-- Start DATA TO PROCESS --

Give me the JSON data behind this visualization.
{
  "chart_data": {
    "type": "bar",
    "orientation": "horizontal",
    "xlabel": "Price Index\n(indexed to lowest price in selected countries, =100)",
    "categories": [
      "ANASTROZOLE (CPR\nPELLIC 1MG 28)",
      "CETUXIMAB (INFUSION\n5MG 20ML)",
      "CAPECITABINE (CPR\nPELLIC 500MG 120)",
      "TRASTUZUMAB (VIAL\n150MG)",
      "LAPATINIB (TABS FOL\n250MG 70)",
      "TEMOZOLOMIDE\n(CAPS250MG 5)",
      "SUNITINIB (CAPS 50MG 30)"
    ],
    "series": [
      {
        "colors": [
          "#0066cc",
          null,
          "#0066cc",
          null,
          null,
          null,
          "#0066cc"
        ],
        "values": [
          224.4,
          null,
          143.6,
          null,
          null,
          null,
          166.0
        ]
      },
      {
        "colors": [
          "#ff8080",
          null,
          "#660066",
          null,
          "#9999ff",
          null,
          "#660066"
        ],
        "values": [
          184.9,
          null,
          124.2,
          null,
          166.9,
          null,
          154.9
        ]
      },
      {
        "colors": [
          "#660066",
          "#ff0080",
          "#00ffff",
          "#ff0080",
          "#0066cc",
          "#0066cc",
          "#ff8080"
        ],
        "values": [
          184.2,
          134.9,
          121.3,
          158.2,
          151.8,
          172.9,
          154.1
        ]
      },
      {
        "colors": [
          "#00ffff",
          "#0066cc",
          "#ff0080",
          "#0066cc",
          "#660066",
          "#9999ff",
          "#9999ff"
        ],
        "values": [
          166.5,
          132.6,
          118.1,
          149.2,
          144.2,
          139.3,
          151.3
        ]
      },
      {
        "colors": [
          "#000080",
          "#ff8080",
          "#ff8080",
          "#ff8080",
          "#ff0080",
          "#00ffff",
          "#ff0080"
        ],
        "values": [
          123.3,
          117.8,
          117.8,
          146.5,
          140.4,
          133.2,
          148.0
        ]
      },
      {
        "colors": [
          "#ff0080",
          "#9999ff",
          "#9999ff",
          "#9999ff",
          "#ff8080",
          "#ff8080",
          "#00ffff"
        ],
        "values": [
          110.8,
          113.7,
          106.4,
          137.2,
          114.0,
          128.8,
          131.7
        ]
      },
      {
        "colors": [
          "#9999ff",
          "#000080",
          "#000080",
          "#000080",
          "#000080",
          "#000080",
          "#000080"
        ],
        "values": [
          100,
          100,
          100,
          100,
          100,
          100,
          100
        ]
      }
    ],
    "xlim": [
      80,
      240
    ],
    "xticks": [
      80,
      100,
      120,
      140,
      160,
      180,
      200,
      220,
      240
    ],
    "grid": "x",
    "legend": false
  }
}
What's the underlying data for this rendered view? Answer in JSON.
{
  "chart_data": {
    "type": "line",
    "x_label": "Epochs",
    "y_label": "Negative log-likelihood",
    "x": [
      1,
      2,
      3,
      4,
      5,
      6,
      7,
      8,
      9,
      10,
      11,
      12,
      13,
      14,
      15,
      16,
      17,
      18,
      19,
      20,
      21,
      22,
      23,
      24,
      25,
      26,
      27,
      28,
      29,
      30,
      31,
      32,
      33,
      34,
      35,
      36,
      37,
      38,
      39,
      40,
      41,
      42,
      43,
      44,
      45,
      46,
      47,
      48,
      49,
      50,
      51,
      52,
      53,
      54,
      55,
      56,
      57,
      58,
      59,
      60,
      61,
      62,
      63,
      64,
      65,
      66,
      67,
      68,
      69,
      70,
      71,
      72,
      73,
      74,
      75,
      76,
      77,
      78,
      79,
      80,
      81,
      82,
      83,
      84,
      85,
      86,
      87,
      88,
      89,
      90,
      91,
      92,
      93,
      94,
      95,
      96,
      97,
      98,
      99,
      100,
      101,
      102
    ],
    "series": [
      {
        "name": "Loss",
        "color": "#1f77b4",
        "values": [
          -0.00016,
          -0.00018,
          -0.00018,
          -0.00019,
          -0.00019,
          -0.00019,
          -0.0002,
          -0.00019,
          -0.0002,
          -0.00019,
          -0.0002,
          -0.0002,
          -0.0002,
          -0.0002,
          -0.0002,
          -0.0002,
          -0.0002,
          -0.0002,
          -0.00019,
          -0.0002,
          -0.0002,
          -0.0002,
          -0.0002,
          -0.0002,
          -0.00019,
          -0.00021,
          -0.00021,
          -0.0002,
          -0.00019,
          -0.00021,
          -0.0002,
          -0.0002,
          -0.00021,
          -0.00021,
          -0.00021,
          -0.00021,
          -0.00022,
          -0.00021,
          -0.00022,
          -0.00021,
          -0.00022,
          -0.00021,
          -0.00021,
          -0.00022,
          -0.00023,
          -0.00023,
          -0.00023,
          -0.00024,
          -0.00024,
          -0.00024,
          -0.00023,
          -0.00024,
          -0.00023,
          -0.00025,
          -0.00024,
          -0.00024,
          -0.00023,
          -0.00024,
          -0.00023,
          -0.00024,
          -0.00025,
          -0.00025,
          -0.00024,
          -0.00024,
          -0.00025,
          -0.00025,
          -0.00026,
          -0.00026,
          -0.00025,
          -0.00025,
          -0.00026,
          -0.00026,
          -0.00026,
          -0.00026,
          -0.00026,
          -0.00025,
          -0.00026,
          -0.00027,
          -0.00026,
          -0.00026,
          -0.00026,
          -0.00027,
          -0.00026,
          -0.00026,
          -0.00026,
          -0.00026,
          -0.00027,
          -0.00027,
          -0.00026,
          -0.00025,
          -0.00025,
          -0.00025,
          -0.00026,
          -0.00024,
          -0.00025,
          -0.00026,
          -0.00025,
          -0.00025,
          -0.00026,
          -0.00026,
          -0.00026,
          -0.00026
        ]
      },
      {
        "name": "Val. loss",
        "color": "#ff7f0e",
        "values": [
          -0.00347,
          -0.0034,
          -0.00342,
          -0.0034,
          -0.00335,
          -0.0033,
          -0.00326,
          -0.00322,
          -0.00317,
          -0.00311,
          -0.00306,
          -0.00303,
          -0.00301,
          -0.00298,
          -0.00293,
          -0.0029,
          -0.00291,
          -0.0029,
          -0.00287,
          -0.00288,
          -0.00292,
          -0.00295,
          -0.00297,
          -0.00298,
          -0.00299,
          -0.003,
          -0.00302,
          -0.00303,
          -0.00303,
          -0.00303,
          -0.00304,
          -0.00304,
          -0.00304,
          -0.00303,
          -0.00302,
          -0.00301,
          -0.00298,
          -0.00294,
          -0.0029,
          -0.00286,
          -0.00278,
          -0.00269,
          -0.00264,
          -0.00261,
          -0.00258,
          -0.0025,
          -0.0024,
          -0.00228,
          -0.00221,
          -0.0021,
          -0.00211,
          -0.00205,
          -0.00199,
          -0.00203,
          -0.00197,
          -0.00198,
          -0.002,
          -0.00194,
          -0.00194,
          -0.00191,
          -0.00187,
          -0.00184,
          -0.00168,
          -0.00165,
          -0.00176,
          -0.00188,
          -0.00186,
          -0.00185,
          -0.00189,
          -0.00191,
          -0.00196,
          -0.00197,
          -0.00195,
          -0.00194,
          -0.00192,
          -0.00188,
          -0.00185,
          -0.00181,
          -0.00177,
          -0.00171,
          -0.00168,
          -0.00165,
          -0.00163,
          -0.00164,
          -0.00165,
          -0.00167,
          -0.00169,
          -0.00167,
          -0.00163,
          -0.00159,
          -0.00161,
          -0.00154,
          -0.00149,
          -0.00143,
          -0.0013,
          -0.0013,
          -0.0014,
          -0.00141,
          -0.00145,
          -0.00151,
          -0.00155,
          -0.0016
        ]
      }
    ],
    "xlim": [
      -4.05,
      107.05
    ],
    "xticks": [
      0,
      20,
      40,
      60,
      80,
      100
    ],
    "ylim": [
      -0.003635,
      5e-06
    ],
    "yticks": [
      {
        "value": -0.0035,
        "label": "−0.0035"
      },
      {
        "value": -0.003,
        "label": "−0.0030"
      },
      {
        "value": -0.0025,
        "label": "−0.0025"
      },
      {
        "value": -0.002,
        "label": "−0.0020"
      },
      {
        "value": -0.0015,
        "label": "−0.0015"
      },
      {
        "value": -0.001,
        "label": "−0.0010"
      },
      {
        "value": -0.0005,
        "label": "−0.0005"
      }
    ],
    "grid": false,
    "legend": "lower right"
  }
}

-- End DATA TO PROCESS --

PROBLEM TO SOLVE: Return every line from the records above that holds the word "JSON".

THE COMPLETED TASK:
Give me the JSON data behind this visualization.
What's the underlying data for this rendered view? Answer in JSON.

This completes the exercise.